◆ EXERCISE REQUIREMENTS: Word for word, restate the entries below and exclude every image.

:::::

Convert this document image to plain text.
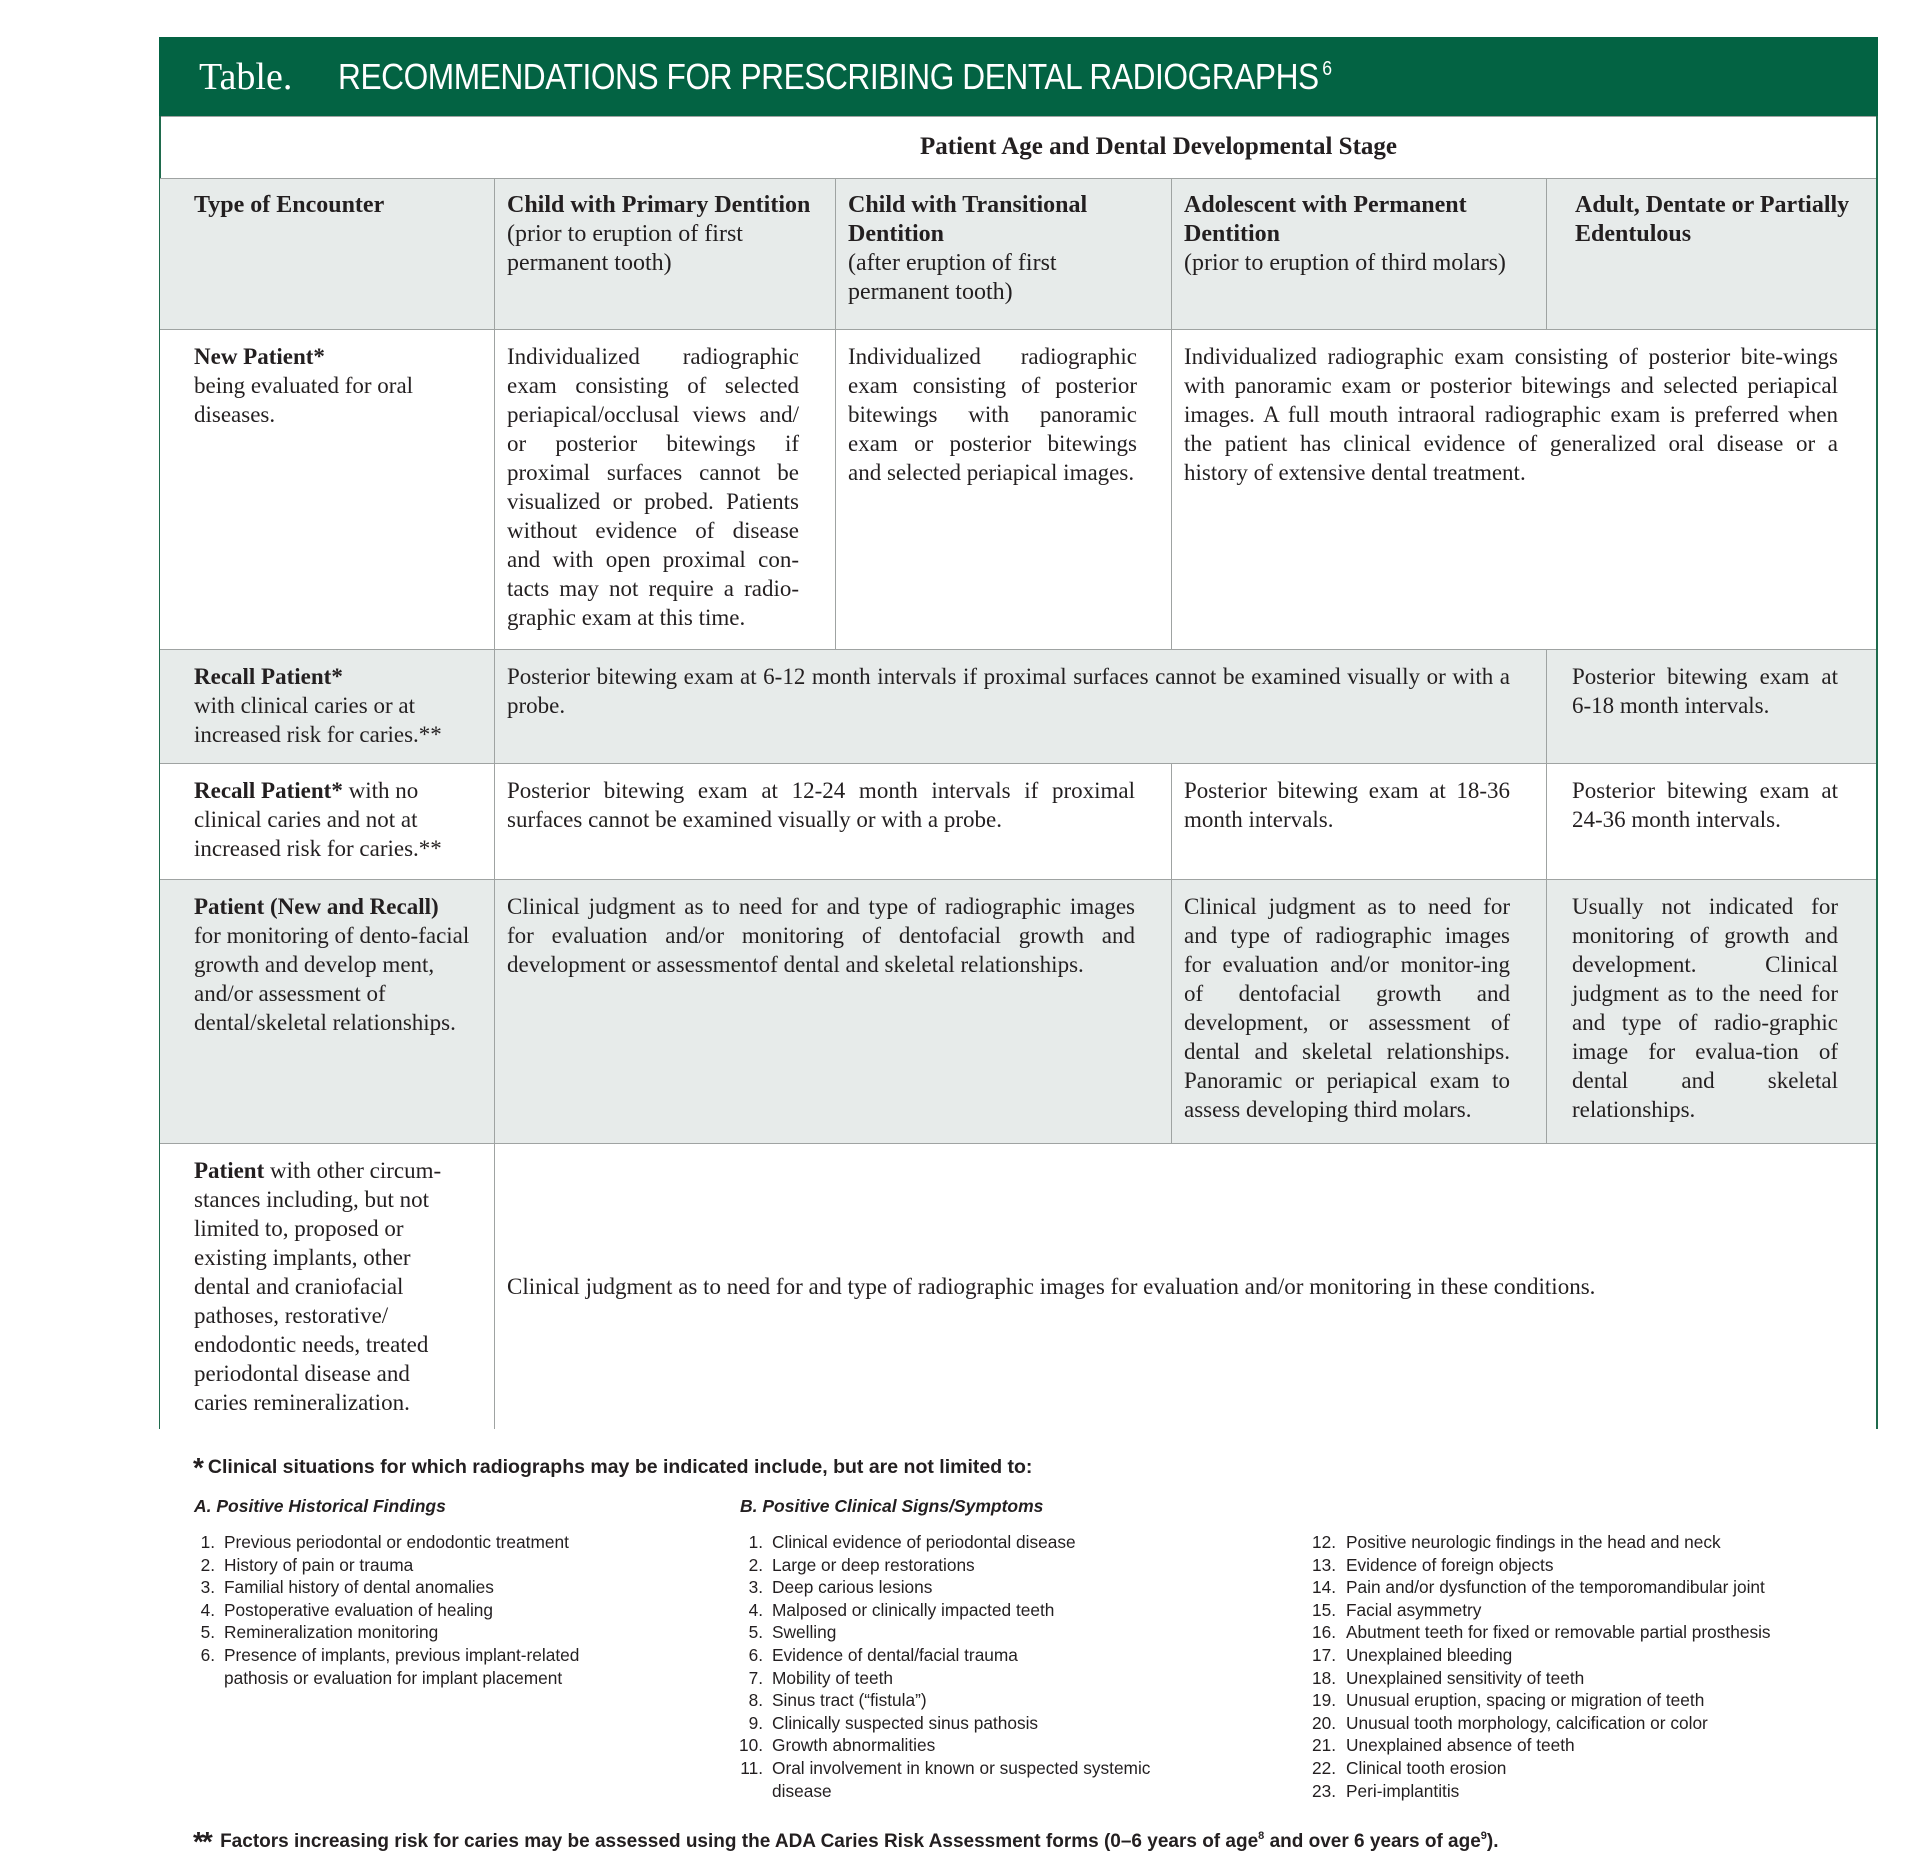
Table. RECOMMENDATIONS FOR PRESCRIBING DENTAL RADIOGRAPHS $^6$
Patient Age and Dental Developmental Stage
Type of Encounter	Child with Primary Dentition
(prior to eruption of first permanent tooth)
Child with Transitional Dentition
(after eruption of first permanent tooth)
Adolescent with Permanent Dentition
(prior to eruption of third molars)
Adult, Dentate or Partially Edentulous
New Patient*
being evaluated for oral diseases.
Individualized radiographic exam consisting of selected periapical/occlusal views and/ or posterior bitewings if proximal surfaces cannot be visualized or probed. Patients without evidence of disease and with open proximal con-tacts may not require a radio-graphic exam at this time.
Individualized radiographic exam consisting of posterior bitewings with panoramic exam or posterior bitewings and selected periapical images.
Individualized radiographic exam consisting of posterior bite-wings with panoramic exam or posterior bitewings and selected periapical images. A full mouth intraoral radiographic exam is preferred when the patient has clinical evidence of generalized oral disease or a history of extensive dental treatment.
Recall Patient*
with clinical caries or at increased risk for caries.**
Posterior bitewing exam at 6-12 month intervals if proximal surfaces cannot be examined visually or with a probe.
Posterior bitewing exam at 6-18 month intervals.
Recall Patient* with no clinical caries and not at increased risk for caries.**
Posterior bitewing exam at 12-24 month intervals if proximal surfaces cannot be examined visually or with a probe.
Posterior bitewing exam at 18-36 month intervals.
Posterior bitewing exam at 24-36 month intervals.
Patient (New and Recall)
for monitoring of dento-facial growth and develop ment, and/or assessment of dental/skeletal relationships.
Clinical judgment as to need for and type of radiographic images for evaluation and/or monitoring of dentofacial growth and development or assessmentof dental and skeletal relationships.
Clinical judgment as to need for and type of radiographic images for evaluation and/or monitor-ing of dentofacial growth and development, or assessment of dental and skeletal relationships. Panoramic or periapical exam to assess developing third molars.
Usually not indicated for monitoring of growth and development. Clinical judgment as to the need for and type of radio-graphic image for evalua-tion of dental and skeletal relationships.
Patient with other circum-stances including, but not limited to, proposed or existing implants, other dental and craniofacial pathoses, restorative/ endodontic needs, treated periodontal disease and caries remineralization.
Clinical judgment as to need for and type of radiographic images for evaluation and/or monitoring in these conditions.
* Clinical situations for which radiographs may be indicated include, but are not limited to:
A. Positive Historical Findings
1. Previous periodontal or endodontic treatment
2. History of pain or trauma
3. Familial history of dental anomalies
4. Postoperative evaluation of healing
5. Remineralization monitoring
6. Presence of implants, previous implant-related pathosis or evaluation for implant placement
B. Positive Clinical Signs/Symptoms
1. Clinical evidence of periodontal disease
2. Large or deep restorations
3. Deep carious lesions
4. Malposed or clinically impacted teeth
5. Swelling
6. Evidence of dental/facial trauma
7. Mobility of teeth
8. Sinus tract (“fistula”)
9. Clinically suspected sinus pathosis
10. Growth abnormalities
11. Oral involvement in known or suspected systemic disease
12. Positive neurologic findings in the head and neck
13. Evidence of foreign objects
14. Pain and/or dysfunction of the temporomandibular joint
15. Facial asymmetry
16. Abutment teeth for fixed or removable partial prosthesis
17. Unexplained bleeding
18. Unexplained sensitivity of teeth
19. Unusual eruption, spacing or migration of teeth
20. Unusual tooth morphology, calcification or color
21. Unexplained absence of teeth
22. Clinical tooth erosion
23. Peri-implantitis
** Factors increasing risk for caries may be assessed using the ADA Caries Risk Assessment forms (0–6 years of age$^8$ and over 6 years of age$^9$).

:::::

◆ THE ANSWER:
Convert this document image to plain text.
Table. RECOMMENDATIONS FOR PRESCRIBING DENTAL RADIOGRAPHS $^6$
Patient Age and Dental Developmental Stage
Type of Encounter	Child with Primary Dentition
(prior to eruption of first permanent tooth)
Child with Transitional Dentition
(after eruption of first permanent tooth)
Adolescent with Permanent Dentition
(prior to eruption of third molars)
Adult, Dentate or Partially Edentulous
New Patient*
being evaluated for oral diseases.
Individualized radiographic exam consisting of selected periapical/occlusal views and/ or posterior bitewings if proximal surfaces cannot be visualized or probed. Patients without evidence of disease and with open proximal con-tacts may not require a radio-graphic exam at this time.
Individualized radiographic exam consisting of posterior bitewings with panoramic exam or posterior bitewings and selected periapical images.
Individualized radiographic exam consisting of posterior bite-wings with panoramic exam or posterior bitewings and selected periapical images. A full mouth intraoral radiographic exam is preferred when the patient has clinical evidence of generalized oral disease or a history of extensive dental treatment.
Recall Patient*
with clinical caries or at increased risk for caries.**
Posterior bitewing exam at 6-12 month intervals if proximal surfaces cannot be examined visually or with a probe.
Posterior bitewing exam at 6-18 month intervals.
Recall Patient* with no clinical caries and not at increased risk for caries.**
Posterior bitewing exam at 12-24 month intervals if proximal surfaces cannot be examined visually or with a probe.
Posterior bitewing exam at 18-36 month intervals.
Posterior bitewing exam at 24-36 month intervals.
Patient (New and Recall)
for monitoring of dento-facial growth and develop ment, and/or assessment of dental/skeletal relationships.
Clinical judgment as to need for and type of radiographic images for evaluation and/or monitoring of dentofacial growth and development or assessmentof dental and skeletal relationships.
Clinical judgment as to need for and type of radiographic images for evaluation and/or monitor-ing of dentofacial growth and development, or assessment of dental and skeletal relationships. Panoramic or periapical exam to assess developing third molars.
Usually not indicated for monitoring of growth and development. Clinical judgment as to the need for and type of radio-graphic image for evalua-tion of dental and skeletal relationships.
Patient with other circum-stances including, but not limited to, proposed or existing implants, other dental and craniofacial pathoses, restorative/ endodontic needs, treated periodontal disease and caries remineralization.
Clinical judgment as to need for and type of radiographic images for evaluation and/or monitoring in these conditions.
* Clinical situations for which radiographs may be indicated include, but are not limited to:
A. Positive Historical Findings
1. Previous periodontal or endodontic treatment
2. History of pain or trauma
3. Familial history of dental anomalies
4. Postoperative evaluation of healing
5. Remineralization monitoring
6. Presence of implants, previous implant-related pathosis or evaluation for implant placement
B. Positive Clinical Signs/Symptoms
1. Clinical evidence of periodontal disease
2. Large or deep restorations
3. Deep carious lesions
4. Malposed or clinically impacted teeth
5. Swelling
6. Evidence of dental/facial trauma
7. Mobility of teeth
8. Sinus tract (“fistula”)
9. Clinically suspected sinus pathosis
10. Growth abnormalities
11. Oral involvement in known or suspected systemic disease
12. Positive neurologic findings in the head and neck
13. Evidence of foreign objects
14. Pain and/or dysfunction of the temporomandibular joint
15. Facial asymmetry
16. Abutment teeth for fixed or removable partial prosthesis
17. Unexplained bleeding
18. Unexplained sensitivity of teeth
19. Unusual eruption, spacing or migration of teeth
20. Unusual tooth morphology, calcification or color
21. Unexplained absence of teeth
22. Clinical tooth erosion
23. Peri-implantitis
** Factors increasing risk for caries may be assessed using the ADA Caries Risk Assessment forms (0–6 years of age$^8$ and over 6 years of age$^9$).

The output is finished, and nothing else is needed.